Written task: Write out each line that follows exactly as it stands, without the pictures.

Data for this task:
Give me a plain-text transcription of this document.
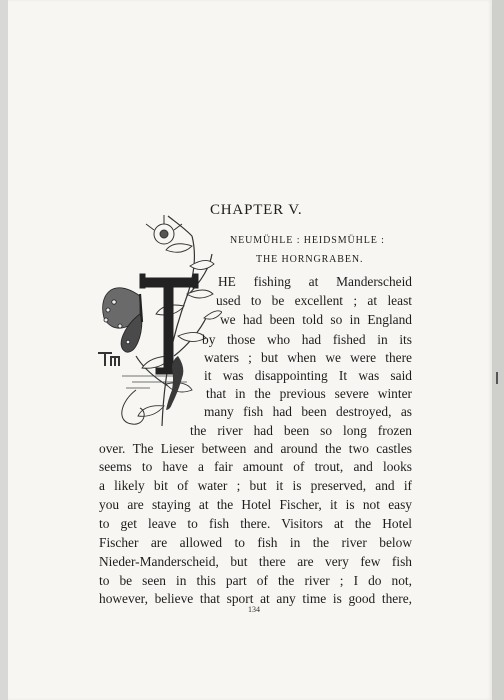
CHAPTER V.
NEUMÜHLE : HEIDSMÜHLE :
THE HORNGRABEN.
HE fishing at Manderscheid
used to be excellent ; at least
we had been told so in England
by those who had fished in its
waters ; but when we were there
it was disappointing It was said
that in the previous severe winter
many fish had been destroyed, as
the river had been so long frozen
over. The Lieser between and around the two castles
seems to have a fair amount of trout, and looks
a likely bit of water ; but it is preserved, and if
you are staying at the Hotel Fischer, it is not easy
to get leave to fish there. Visitors at the Hotel
Fischer are allowed to fish in the river below
Nieder-Manderscheid, but there are very few fish
to be seen in this part of the river ; I do not,
however, believe that sport at any time is good there,
134
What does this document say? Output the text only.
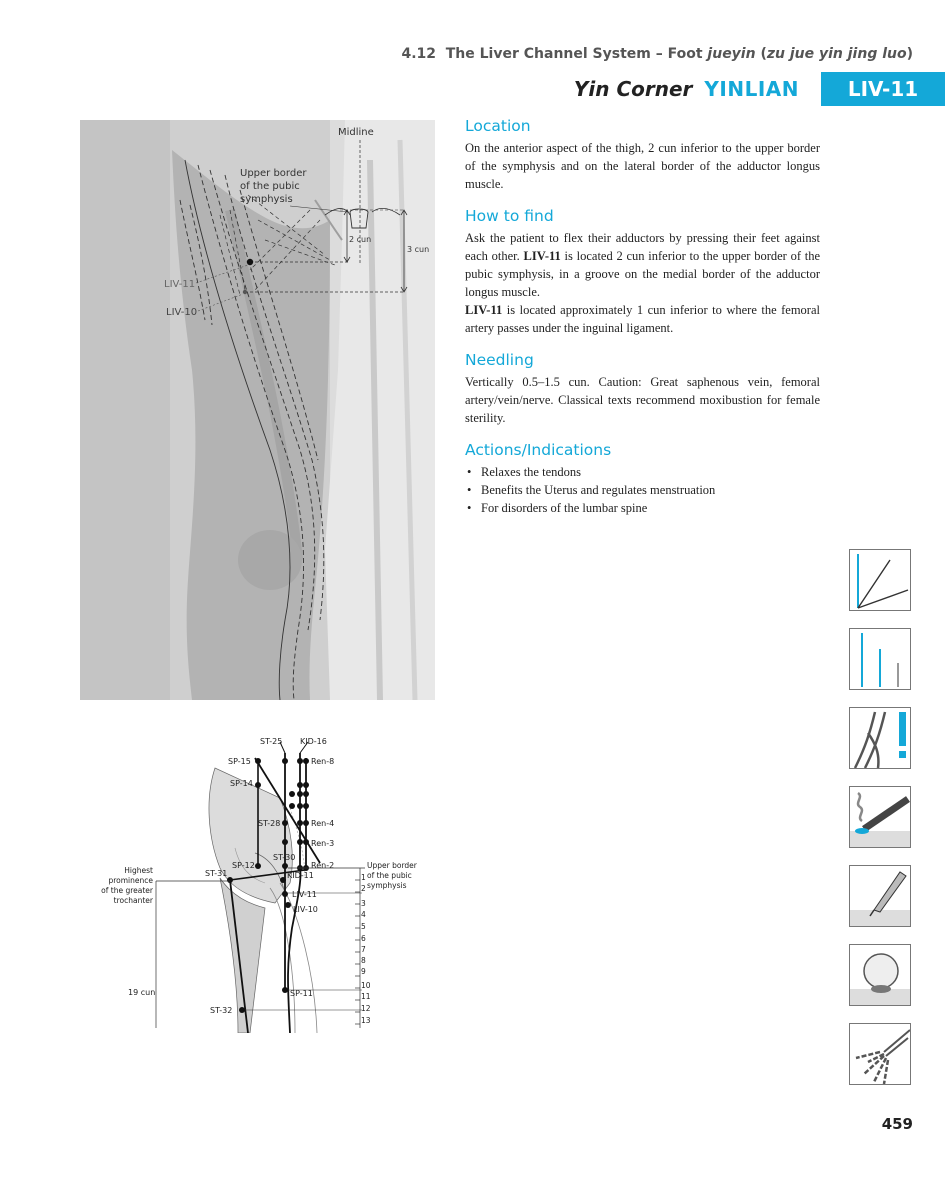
4.12 The Liver Channel System – Foot jueyin (zu jue yin jing luo)
Yin Corner YINLIAN	LIV-11
Midline
Upper border
of the pubic
symphysis
2 cun
3 cun
LIV-11
LIV-10
Location

On the anterior aspect of the thigh, 2 cun inferior to the upper border of the symphysis and on the lateral border of the adductor longus muscle.

How to find

Ask the patient to flex their adductors by pressing their feet against each other. LIV-11 is located 2 cun inferior to the upper border of the pubic symphysis, in a groove on the medial border of the adductor longus muscle.

LIV-11 is located approximately 1 cun inferior to where the femoral artery passes under the inguinal ligament.

Needling

Vertically 0.5–1.5 cun. Caution: Great saphenous vein, femoral artery/vein/nerve. Classical texts recommend moxibustion for female sterility.

Actions/Indications
• Relaxes the tendons
• Benefits the Uterus and regulates menstruation
• For disorders of the lumbar spine
ST-25 KID-16
SP-15	Ren-8
SP-14
ST-28	Ren-4
Ren-3
ST-30
SP-12	Ren-2
ST-31	KID-11
LIV-11
LIV-10
SP-11
ST-32
19 cun
Highest
prominence
of the greater
trochanter
Upper border
of the pubic
symphysis
1
2
3
4
5
6
7
8
9
10
11
12
13
459
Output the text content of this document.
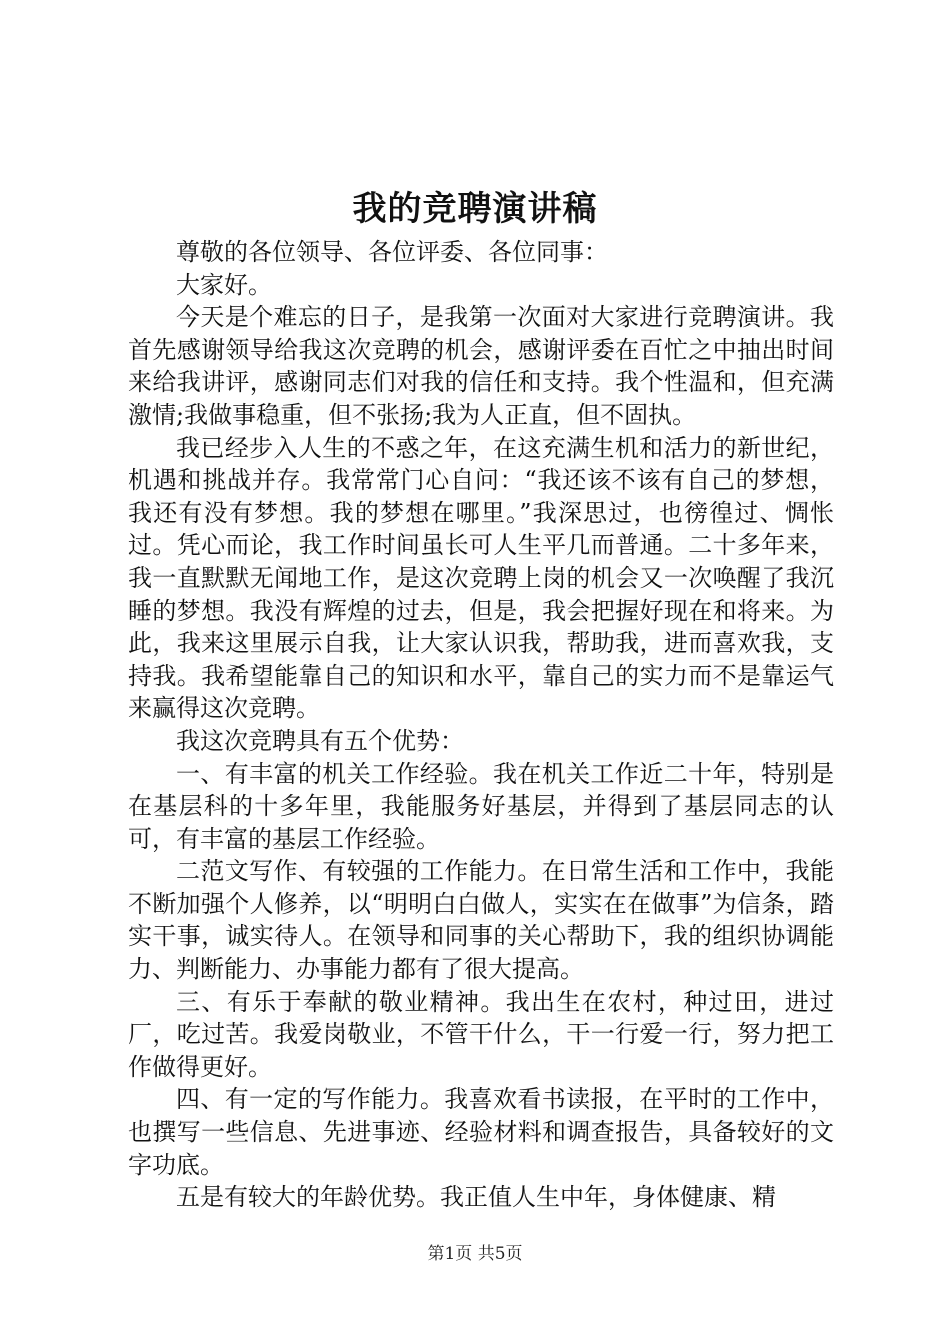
我的竞聘演讲稿

尊敬的各位领导、各位评委、各位同事：

大家好。

今天是个难忘的日子，是我第一次面对大家进行竞聘演讲。我首先感谢领导给我这次竞聘的机会，感谢评委在百忙之中抽出时间来给我讲评，感谢同志们对我的信任和支持。我个性温和，但充满激情;我做事稳重，但不张扬;我为人正直，但不固执。

我已经步入人生的不惑之年，在这充满生机和活力的新世纪，机遇和挑战并存。我常常门心自问：“我还该不该有自己的梦想，我还有没有梦想。我的梦想在哪里。”我深思过，也徬徨过、惆怅过。凭心而论，我工作时间虽长可人生平几而普通。二十多年来，我一直默默无闻地工作，是这次竞聘上岗的机会又一次唤醒了我沉睡的梦想。我没有辉煌的过去，但是，我会把握好现在和将来。为此，我来这里展示自我，让大家认识我，帮助我，进而喜欢我，支持我。我希望能靠自己的知识和水平，靠自己的实力而不是靠运气来赢得这次竞聘。

我这次竞聘具有五个优势：

一、有丰富的机关工作经验。我在机关工作近二十年，特别是在基层科的十多年里，我能服务好基层，并得到了基层同志的认可，有丰富的基层工作经验。

二范文写作、有较强的工作能力。在日常生活和工作中，我能不断加强个人修养，以“明明白白做人，实实在在做事”为信条，踏实干事，诚实待人。在领导和同事的关心帮助下，我的组织协调能力、判断能力、办事能力都有了很大提高。

三、有乐于奉献的敬业精神。我出生在农村，种过田，进过厂，吃过苦。我爱岗敬业，不管干什么，干一行爱一行，努力把工作做得更好。

四、有一定的写作能力。我喜欢看书读报，在平时的工作中，也撰写一些信息、先进事迹、经验材料和调查报告，具备较好的文字功底。

五是有较大的年龄优势。我正值人生中年，身体健康、精

第1页 共5页
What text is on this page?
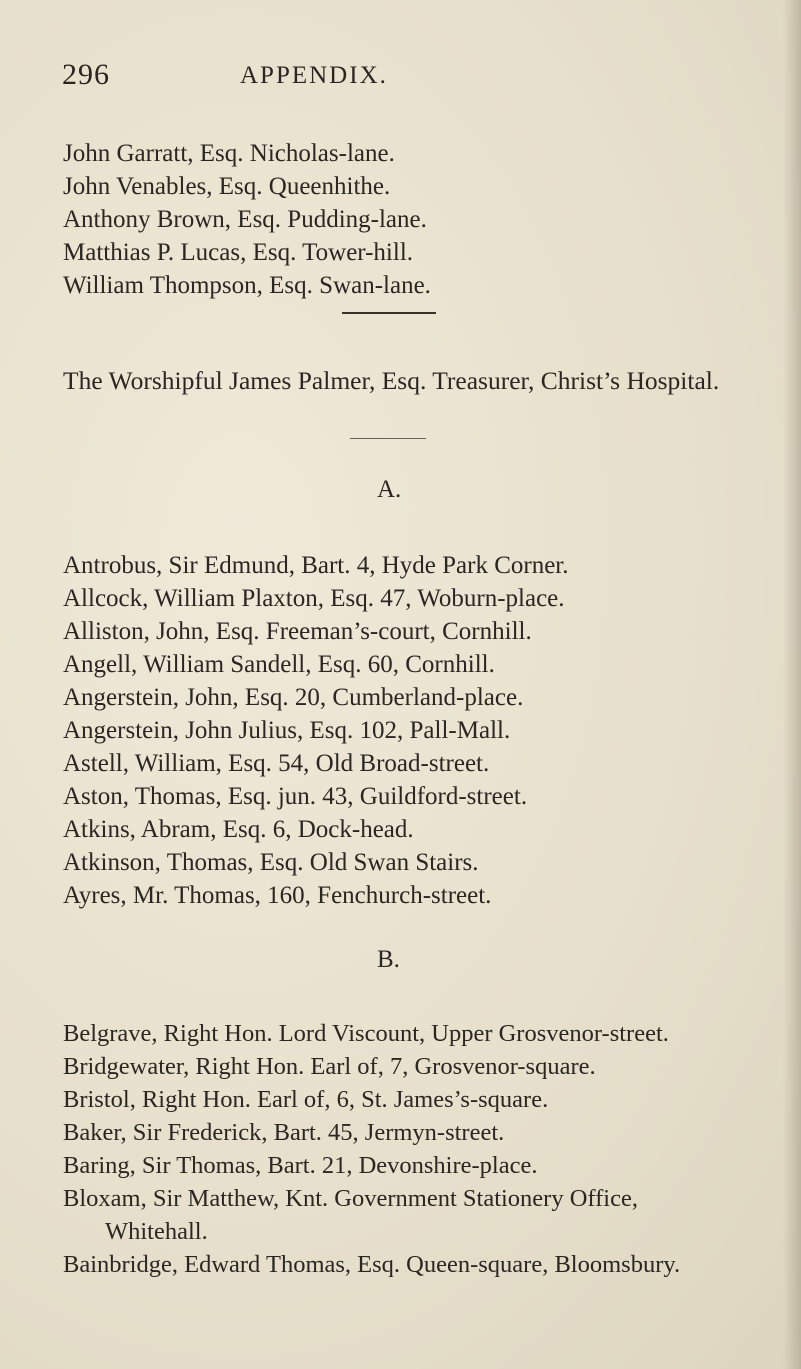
296	APPENDIX.
John Garratt, Esq. Nicholas-lane.
John Venables, Esq. Queenhithe.
Anthony Brown, Esq. Pudding-lane.
Matthias P. Lucas, Esq. Tower-hill.
William Thompson, Esq. Swan-lane.
The Worshipful James Palmer, Esq. Treasurer, Christ’s Hospital.
A.
Antrobus, Sir Edmund, Bart. 4, Hyde Park Corner.
Allcock, William Plaxton, Esq. 47, Woburn-place.
Alliston, John, Esq. Freeman’s-court, Cornhill.
Angell, William Sandell, Esq. 60, Cornhill.
Angerstein, John, Esq. 20, Cumberland-place.
Angerstein, John Julius, Esq. 102, Pall-Mall.
Astell, William, Esq. 54, Old Broad-street.
Aston, Thomas, Esq. jun. 43, Guildford-street.
Atkins, Abram, Esq. 6, Dock-head.
Atkinson, Thomas, Esq. Old Swan Stairs.
Ayres, Mr. Thomas, 160, Fenchurch-street.
B.
Belgrave, Right Hon. Lord Viscount, Upper Grosvenor-street.
Bridgewater, Right Hon. Earl of, 7, Grosvenor-square.
Bristol, Right Hon. Earl of, 6, St. James’s-square.
Baker, Sir Frederick, Bart. 45, Jermyn-street.
Baring, Sir Thomas, Bart. 21, Devonshire-place.
Bloxam, Sir Matthew, Knt. Government Stationery Office,
Whitehall.
Bainbridge, Edward Thomas, Esq. Queen-square, Bloomsbury.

Finished answer:
Give me a plain-text transcription of this document.
CHAPTER V.
NEUMÜHLE : HEIDSMÜHLE :
THE HORNGRABEN.
HE fishing at Manderscheid
used to be excellent ; at least
we had been told so in England
by those who had fished in its
waters ; but when we were there
it was disappointing It was said
that in the previous severe winter
many fish had been destroyed, as
the river had been so long frozen
over. The Lieser between and around the two castles
seems to have a fair amount of trout, and looks
a likely bit of water ; but it is preserved, and if
you are staying at the Hotel Fischer, it is not easy
to get leave to fish there. Visitors at the Hotel
Fischer are allowed to fish in the river below
Nieder-Manderscheid, but there are very few fish
to be seen in this part of the river ; I do not,
however, believe that sport at any time is good there,
134
What does this document say? Output the text only.
4.12 The Liver Channel System – Foot jueyin (zu jue yin jing luo)
Yin Corner YINLIAN	LIV-11
Midline
Upper border
of the pubic
symphysis
2 cun
3 cun
LIV-11
LIV-10
Location

On the anterior aspect of the thigh, 2 cun inferior to the upper border of the symphysis and on the lateral border of the adductor longus muscle.

How to find

Ask the patient to flex their adductors by pressing their feet against each other. LIV-11 is located 2 cun inferior to the upper border of the pubic symphysis, in a groove on the medial border of the adductor longus muscle.

LIV-11 is located approximately 1 cun inferior to where the femoral artery passes under the inguinal ligament.

Needling

Vertically 0.5–1.5 cun. Caution: Great saphenous vein, femoral artery/vein/nerve. Classical texts recommend moxibustion for female sterility.

Actions/Indications
• Relaxes the tendons
• Benefits the Uterus and regulates menstruation
• For disorders of the lumbar spine
ST-25 KID-16
SP-15	Ren-8
SP-14
ST-28	Ren-4
Ren-3
ST-30
SP-12	Ren-2
ST-31	KID-11
LIV-11
LIV-10
SP-11
ST-32
19 cun
Highest
prominence
of the greater
trochanter
Upper border
of the pubic
symphysis
1
2
3
4
5
6
7
8
9
10
11
12
13
459
Output the text content of this document.
我的竞聘演讲稿

尊敬的各位领导、各位评委、各位同事：

大家好。

今天是个难忘的日子，是我第一次面对大家进行竞聘演讲。我首先感谢领导给我这次竞聘的机会，感谢评委在百忙之中抽出时间来给我讲评，感谢同志们对我的信任和支持。我个性温和，但充满激情;我做事稳重，但不张扬;我为人正直，但不固执。

我已经步入人生的不惑之年，在这充满生机和活力的新世纪，机遇和挑战并存。我常常门心自问：“我还该不该有自己的梦想，我还有没有梦想。我的梦想在哪里。”我深思过，也徬徨过、惆怅过。凭心而论，我工作时间虽长可人生平几而普通。二十多年来，我一直默默无闻地工作，是这次竞聘上岗的机会又一次唤醒了我沉睡的梦想。我没有辉煌的过去，但是，我会把握好现在和将来。为此，我来这里展示自我，让大家认识我，帮助我，进而喜欢我，支持我。我希望能靠自己的知识和水平，靠自己的实力而不是靠运气来赢得这次竞聘。

我这次竞聘具有五个优势：

一、有丰富的机关工作经验。我在机关工作近二十年，特别是在基层科的十多年里，我能服务好基层，并得到了基层同志的认可，有丰富的基层工作经验。

二范文写作、有较强的工作能力。在日常生活和工作中，我能不断加强个人修养，以“明明白白做人，实实在在做事”为信条，踏实干事，诚实待人。在领导和同事的关心帮助下，我的组织协调能力、判断能力、办事能力都有了很大提高。

三、有乐于奉献的敬业精神。我出生在农村，种过田，进过厂，吃过苦。我爱岗敬业，不管干什么，干一行爱一行，努力把工作做得更好。

四、有一定的写作能力。我喜欢看书读报，在平时的工作中，也撰写一些信息、先进事迹、经验材料和调查报告，具备较好的文字功底。

五是有较大的年龄优势。我正值人生中年，身体健康、精

第1页 共5页
What text is on this page?
296	APPENDIX.
John Garratt, Esq. Nicholas-lane.
John Venables, Esq. Queenhithe.
Anthony Brown, Esq. Pudding-lane.
Matthias P. Lucas, Esq. Tower-hill.
William Thompson, Esq. Swan-lane.
The Worshipful James Palmer, Esq. Treasurer, Christ’s Hospital.
A.
Antrobus, Sir Edmund, Bart. 4, Hyde Park Corner.
Allcock, William Plaxton, Esq. 47, Woburn-place.
Alliston, John, Esq. Freeman’s-court, Cornhill.
Angell, William Sandell, Esq. 60, Cornhill.
Angerstein, John, Esq. 20, Cumberland-place.
Angerstein, John Julius, Esq. 102, Pall-Mall.
Astell, William, Esq. 54, Old Broad-street.
Aston, Thomas, Esq. jun. 43, Guildford-street.
Atkins, Abram, Esq. 6, Dock-head.
Atkinson, Thomas, Esq. Old Swan Stairs.
Ayres, Mr. Thomas, 160, Fenchurch-street.
B.
Belgrave, Right Hon. Lord Viscount, Upper Grosvenor-street.
Bridgewater, Right Hon. Earl of, 7, Grosvenor-square.
Bristol, Right Hon. Earl of, 6, St. James’s-square.
Baker, Sir Frederick, Bart. 45, Jermyn-street.
Baring, Sir Thomas, Bart. 21, Devonshire-place.
Bloxam, Sir Matthew, Knt. Government Stationery Office,
Whitehall.
Bainbridge, Edward Thomas, Esq. Queen-square, Bloomsbury.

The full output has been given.